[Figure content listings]
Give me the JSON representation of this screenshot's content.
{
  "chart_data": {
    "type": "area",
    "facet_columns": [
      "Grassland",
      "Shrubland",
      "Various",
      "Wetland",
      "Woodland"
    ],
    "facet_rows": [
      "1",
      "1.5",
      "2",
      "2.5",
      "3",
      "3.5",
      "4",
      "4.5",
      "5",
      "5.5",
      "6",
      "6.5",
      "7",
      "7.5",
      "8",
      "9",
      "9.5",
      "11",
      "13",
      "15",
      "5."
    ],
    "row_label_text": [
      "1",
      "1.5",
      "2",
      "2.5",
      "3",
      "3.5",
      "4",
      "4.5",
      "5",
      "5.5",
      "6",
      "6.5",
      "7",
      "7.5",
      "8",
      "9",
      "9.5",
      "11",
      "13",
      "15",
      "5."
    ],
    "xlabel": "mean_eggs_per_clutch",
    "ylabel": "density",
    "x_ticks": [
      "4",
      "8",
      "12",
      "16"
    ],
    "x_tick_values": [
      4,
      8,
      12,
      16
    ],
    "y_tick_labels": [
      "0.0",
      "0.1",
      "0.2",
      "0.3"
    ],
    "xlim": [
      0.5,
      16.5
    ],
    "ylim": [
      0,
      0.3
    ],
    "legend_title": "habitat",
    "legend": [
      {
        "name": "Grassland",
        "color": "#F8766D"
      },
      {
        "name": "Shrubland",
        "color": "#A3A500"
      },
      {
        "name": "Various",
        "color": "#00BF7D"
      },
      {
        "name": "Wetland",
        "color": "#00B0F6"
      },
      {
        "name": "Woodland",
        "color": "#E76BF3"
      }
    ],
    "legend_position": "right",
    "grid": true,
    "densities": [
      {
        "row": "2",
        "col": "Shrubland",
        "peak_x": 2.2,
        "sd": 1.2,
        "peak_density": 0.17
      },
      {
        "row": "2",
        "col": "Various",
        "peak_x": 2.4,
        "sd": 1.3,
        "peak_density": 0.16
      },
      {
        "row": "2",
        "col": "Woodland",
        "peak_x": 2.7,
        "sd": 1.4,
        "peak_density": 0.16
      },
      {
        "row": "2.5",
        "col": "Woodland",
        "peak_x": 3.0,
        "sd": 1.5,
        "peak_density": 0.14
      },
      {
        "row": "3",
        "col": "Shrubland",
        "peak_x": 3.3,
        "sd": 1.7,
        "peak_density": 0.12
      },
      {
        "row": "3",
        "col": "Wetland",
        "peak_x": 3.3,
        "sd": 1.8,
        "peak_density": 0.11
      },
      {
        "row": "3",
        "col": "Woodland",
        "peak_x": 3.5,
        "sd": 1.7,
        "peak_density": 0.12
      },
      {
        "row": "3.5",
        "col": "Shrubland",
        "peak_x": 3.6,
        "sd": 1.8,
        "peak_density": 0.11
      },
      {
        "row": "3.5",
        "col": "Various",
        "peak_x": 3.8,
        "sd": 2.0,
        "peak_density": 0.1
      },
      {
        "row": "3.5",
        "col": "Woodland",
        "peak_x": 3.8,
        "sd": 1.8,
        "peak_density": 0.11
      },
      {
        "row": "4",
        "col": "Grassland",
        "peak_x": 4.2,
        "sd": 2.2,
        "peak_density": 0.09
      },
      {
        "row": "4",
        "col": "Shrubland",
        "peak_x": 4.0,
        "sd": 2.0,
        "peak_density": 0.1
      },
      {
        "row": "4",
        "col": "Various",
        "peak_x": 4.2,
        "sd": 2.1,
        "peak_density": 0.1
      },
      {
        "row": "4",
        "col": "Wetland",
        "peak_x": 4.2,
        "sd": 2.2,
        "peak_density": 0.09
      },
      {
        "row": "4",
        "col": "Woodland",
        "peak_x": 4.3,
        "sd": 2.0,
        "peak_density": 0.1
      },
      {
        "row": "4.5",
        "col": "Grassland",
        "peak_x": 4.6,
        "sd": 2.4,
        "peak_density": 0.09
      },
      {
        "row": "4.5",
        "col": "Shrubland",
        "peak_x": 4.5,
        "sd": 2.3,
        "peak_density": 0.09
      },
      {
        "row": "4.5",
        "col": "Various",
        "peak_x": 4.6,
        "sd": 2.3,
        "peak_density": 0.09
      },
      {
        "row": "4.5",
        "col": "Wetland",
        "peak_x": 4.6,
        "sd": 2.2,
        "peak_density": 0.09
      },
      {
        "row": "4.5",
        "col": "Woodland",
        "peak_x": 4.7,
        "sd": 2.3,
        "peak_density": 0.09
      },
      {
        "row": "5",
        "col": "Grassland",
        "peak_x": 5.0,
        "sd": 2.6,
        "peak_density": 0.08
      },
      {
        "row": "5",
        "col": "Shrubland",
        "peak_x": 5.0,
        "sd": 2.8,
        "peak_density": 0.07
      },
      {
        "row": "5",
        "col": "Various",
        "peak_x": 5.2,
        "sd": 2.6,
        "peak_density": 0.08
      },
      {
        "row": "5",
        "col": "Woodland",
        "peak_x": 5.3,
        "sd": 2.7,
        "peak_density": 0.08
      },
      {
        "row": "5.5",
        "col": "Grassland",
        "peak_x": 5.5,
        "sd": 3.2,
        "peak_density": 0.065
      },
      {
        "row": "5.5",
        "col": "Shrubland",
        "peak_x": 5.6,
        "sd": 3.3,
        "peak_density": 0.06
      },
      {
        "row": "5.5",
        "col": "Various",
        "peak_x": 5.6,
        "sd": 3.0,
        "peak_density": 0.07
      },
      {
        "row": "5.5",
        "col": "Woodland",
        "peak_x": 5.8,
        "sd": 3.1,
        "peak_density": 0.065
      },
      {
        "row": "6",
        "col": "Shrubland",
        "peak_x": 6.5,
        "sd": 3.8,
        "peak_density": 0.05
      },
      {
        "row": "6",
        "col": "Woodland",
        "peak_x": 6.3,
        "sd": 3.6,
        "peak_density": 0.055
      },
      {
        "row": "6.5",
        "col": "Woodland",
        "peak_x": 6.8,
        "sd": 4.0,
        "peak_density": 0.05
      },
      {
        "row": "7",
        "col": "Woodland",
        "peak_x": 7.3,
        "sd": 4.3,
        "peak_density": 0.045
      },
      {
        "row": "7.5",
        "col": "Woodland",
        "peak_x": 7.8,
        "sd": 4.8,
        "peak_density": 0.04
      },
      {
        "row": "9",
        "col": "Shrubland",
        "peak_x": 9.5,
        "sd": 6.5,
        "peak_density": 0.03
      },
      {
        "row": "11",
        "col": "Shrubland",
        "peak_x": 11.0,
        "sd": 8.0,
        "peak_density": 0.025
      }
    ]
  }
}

§ **GOAL OF THE EXERCISE**:
All of the material must be reproduced exactly.

§ **EXERCISE RESULT**:
Give me the JSON representation of this screenshot's content.
{
  "chart_data": {
    "type": "area",
    "facet_columns": [
      "Grassland",
      "Shrubland",
      "Various",
      "Wetland",
      "Woodland"
    ],
    "facet_rows": [
      "1",
      "1.5",
      "2",
      "2.5",
      "3",
      "3.5",
      "4",
      "4.5",
      "5",
      "5.5",
      "6",
      "6.5",
      "7",
      "7.5",
      "8",
      "9",
      "9.5",
      "11",
      "13",
      "15",
      "5."
    ],
    "row_label_text": [
      "1",
      "1.5",
      "2",
      "2.5",
      "3",
      "3.5",
      "4",
      "4.5",
      "5",
      "5.5",
      "6",
      "6.5",
      "7",
      "7.5",
      "8",
      "9",
      "9.5",
      "11",
      "13",
      "15",
      "5."
    ],
    "xlabel": "mean_eggs_per_clutch",
    "ylabel": "density",
    "x_ticks": [
      "4",
      "8",
      "12",
      "16"
    ],
    "x_tick_values": [
      4,
      8,
      12,
      16
    ],
    "y_tick_labels": [
      "0.0",
      "0.1",
      "0.2",
      "0.3"
    ],
    "xlim": [
      0.5,
      16.5
    ],
    "ylim": [
      0,
      0.3
    ],
    "legend_title": "habitat",
    "legend": [
      {
        "name": "Grassland",
        "color": "#F8766D"
      },
      {
        "name": "Shrubland",
        "color": "#A3A500"
      },
      {
        "name": "Various",
        "color": "#00BF7D"
      },
      {
        "name": "Wetland",
        "color": "#00B0F6"
      },
      {
        "name": "Woodland",
        "color": "#E76BF3"
      }
    ],
    "legend_position": "right",
    "grid": true,
    "densities": [
      {
        "row": "2",
        "col": "Shrubland",
        "peak_x": 2.2,
        "sd": 1.2,
        "peak_density": 0.17
      },
      {
        "row": "2",
        "col": "Various",
        "peak_x": 2.4,
        "sd": 1.3,
        "peak_density": 0.16
      },
      {
        "row": "2",
        "col": "Woodland",
        "peak_x": 2.7,
        "sd": 1.4,
        "peak_density": 0.16
      },
      {
        "row": "2.5",
        "col": "Woodland",
        "peak_x": 3.0,
        "sd": 1.5,
        "peak_density": 0.14
      },
      {
        "row": "3",
        "col": "Shrubland",
        "peak_x": 3.3,
        "sd": 1.7,
        "peak_density": 0.12
      },
      {
        "row": "3",
        "col": "Wetland",
        "peak_x": 3.3,
        "sd": 1.8,
        "peak_density": 0.11
      },
      {
        "row": "3",
        "col": "Woodland",
        "peak_x": 3.5,
        "sd": 1.7,
        "peak_density": 0.12
      },
      {
        "row": "3.5",
        "col": "Shrubland",
        "peak_x": 3.6,
        "sd": 1.8,
        "peak_density": 0.11
      },
      {
        "row": "3.5",
        "col": "Various",
        "peak_x": 3.8,
        "sd": 2.0,
        "peak_density": 0.1
      },
      {
        "row": "3.5",
        "col": "Woodland",
        "peak_x": 3.8,
        "sd": 1.8,
        "peak_density": 0.11
      },
      {
        "row": "4",
        "col": "Grassland",
        "peak_x": 4.2,
        "sd": 2.2,
        "peak_density": 0.09
      },
      {
        "row": "4",
        "col": "Shrubland",
        "peak_x": 4.0,
        "sd": 2.0,
        "peak_density": 0.1
      },
      {
        "row": "4",
        "col": "Various",
        "peak_x": 4.2,
        "sd": 2.1,
        "peak_density": 0.1
      },
      {
        "row": "4",
        "col": "Wetland",
        "peak_x": 4.2,
        "sd": 2.2,
        "peak_density": 0.09
      },
      {
        "row": "4",
        "col": "Woodland",
        "peak_x": 4.3,
        "sd": 2.0,
        "peak_density": 0.1
      },
      {
        "row": "4.5",
        "col": "Grassland",
        "peak_x": 4.6,
        "sd": 2.4,
        "peak_density": 0.09
      },
      {
        "row": "4.5",
        "col": "Shrubland",
        "peak_x": 4.5,
        "sd": 2.3,
        "peak_density": 0.09
      },
      {
        "row": "4.5",
        "col": "Various",
        "peak_x": 4.6,
        "sd": 2.3,
        "peak_density": 0.09
      },
      {
        "row": "4.5",
        "col": "Wetland",
        "peak_x": 4.6,
        "sd": 2.2,
        "peak_density": 0.09
      },
      {
        "row": "4.5",
        "col": "Woodland",
        "peak_x": 4.7,
        "sd": 2.3,
        "peak_density": 0.09
      },
      {
        "row": "5",
        "col": "Grassland",
        "peak_x": 5.0,
        "sd": 2.6,
        "peak_density": 0.08
      },
      {
        "row": "5",
        "col": "Shrubland",
        "peak_x": 5.0,
        "sd": 2.8,
        "peak_density": 0.07
      },
      {
        "row": "5",
        "col": "Various",
        "peak_x": 5.2,
        "sd": 2.6,
        "peak_density": 0.08
      },
      {
        "row": "5",
        "col": "Woodland",
        "peak_x": 5.3,
        "sd": 2.7,
        "peak_density": 0.08
      },
      {
        "row": "5.5",
        "col": "Grassland",
        "peak_x": 5.5,
        "sd": 3.2,
        "peak_density": 0.065
      },
      {
        "row": "5.5",
        "col": "Shrubland",
        "peak_x": 5.6,
        "sd": 3.3,
        "peak_density": 0.06
      },
      {
        "row": "5.5",
        "col": "Various",
        "peak_x": 5.6,
        "sd": 3.0,
        "peak_density": 0.07
      },
      {
        "row": "5.5",
        "col": "Woodland",
        "peak_x": 5.8,
        "sd": 3.1,
        "peak_density": 0.065
      },
      {
        "row": "6",
        "col": "Shrubland",
        "peak_x": 6.5,
        "sd": 3.8,
        "peak_density": 0.05
      },
      {
        "row": "6",
        "col": "Woodland",
        "peak_x": 6.3,
        "sd": 3.6,
        "peak_density": 0.055
      },
      {
        "row": "6.5",
        "col": "Woodland",
        "peak_x": 6.8,
        "sd": 4.0,
        "peak_density": 0.05
      },
      {
        "row": "7",
        "col": "Woodland",
        "peak_x": 7.3,
        "sd": 4.3,
        "peak_density": 0.045
      },
      {
        "row": "7.5",
        "col": "Woodland",
        "peak_x": 7.8,
        "sd": 4.8,
        "peak_density": 0.04
      },
      {
        "row": "9",
        "col": "Shrubland",
        "peak_x": 9.5,
        "sd": 6.5,
        "peak_density": 0.03
      },
      {
        "row": "11",
        "col": "Shrubland",
        "peak_x": 11.0,
        "sd": 8.0,
        "peak_density": 0.025
      }
    ]
  }
}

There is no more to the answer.